* Problem requirements:
Give the number of lines holding the string "Details", and nothing else.

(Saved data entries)
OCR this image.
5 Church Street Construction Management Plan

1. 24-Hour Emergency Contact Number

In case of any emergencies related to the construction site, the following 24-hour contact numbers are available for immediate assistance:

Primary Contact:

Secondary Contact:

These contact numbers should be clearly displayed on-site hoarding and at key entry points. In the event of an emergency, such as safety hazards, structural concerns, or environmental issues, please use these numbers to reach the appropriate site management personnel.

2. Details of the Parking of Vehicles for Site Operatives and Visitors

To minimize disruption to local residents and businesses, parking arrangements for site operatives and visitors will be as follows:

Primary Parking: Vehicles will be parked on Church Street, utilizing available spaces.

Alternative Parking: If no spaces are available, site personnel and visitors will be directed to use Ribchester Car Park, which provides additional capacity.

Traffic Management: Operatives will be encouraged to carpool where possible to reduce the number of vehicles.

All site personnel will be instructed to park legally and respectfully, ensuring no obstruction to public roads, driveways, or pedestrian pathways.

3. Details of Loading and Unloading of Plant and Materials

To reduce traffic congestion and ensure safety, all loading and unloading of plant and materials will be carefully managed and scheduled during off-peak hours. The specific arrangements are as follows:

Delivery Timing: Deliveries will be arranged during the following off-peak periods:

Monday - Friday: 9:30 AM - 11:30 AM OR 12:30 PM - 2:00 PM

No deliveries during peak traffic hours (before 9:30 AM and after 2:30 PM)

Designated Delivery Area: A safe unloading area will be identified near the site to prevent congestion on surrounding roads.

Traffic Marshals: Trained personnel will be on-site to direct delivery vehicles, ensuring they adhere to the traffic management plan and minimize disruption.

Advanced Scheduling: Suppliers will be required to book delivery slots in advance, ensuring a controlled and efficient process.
...
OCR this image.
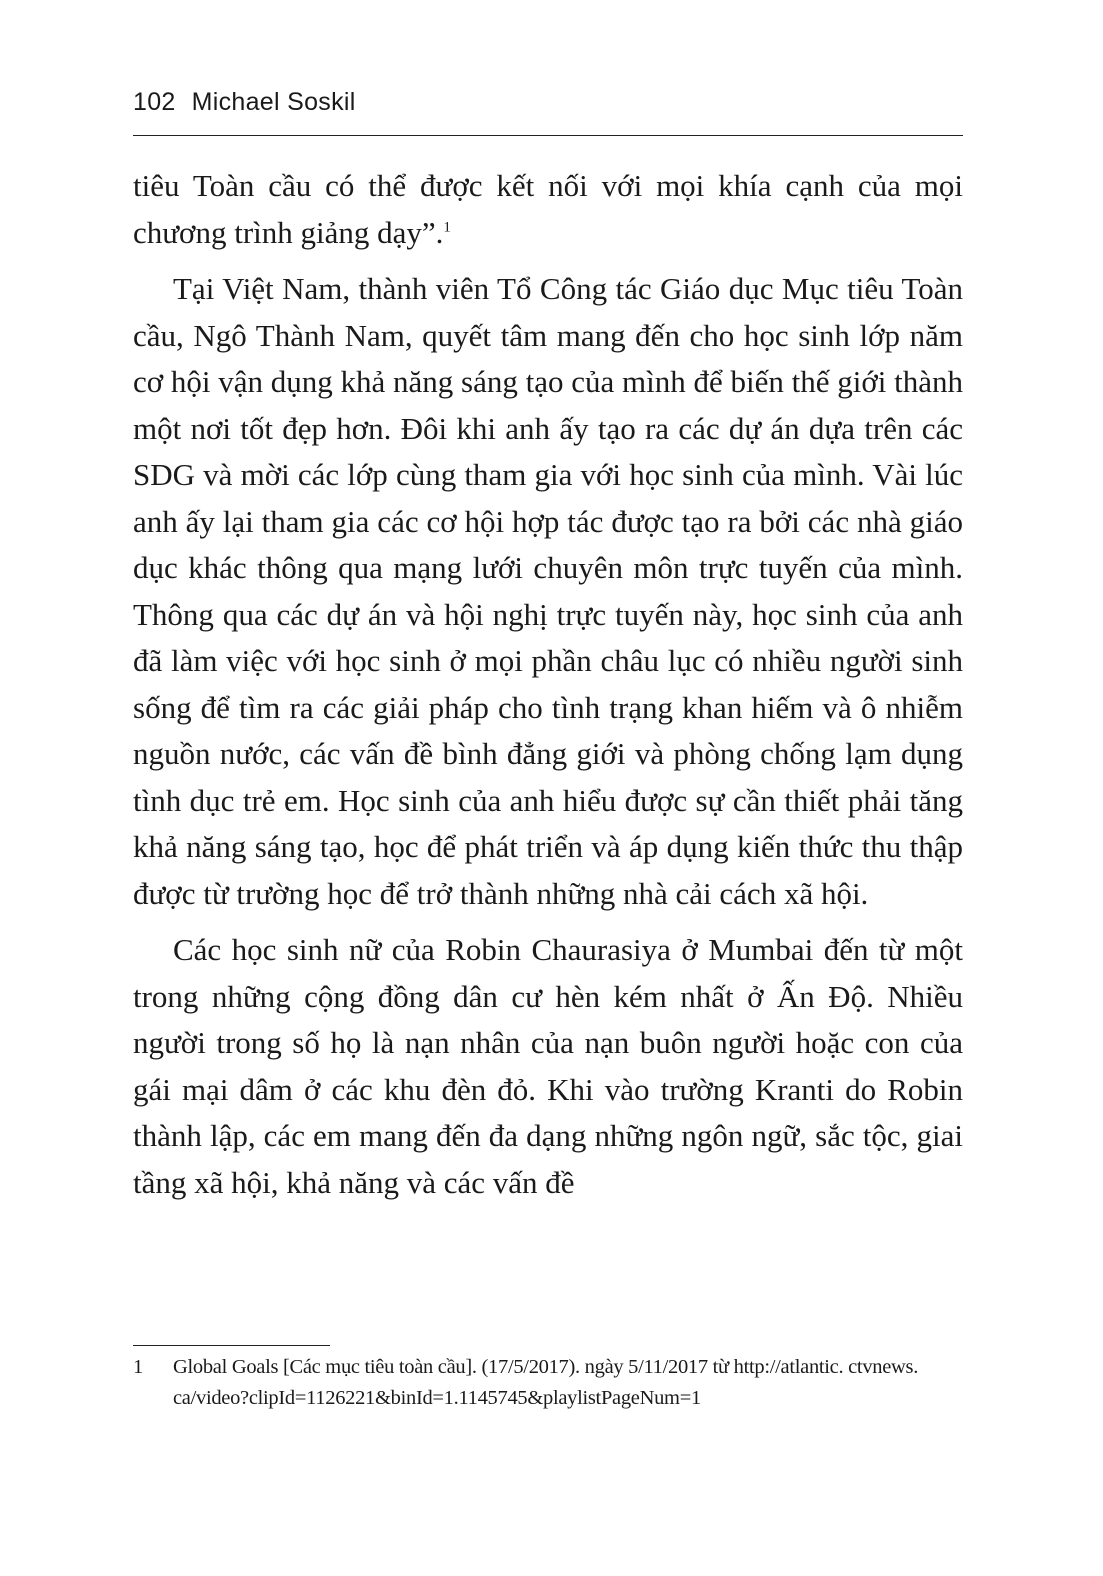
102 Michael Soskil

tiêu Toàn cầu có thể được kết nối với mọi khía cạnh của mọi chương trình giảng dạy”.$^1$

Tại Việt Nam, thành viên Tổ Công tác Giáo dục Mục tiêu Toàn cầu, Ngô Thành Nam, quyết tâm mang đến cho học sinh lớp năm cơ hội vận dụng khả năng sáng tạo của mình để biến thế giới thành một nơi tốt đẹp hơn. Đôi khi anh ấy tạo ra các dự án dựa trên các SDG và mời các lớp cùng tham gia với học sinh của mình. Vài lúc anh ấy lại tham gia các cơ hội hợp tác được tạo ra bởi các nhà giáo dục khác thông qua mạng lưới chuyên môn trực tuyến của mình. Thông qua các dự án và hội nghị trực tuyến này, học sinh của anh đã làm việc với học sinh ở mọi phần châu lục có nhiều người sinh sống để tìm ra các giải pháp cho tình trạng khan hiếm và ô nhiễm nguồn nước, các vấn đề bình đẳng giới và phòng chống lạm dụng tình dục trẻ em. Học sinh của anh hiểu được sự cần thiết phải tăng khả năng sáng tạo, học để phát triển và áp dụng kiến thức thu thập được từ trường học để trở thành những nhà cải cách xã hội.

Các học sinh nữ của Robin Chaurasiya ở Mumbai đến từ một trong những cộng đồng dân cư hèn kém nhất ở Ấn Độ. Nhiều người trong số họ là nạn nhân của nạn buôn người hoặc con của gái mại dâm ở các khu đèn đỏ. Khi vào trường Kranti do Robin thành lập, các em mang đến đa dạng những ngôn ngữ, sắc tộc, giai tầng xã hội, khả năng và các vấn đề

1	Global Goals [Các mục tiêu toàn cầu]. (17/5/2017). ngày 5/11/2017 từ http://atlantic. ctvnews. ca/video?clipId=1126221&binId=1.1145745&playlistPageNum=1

* The reply:
2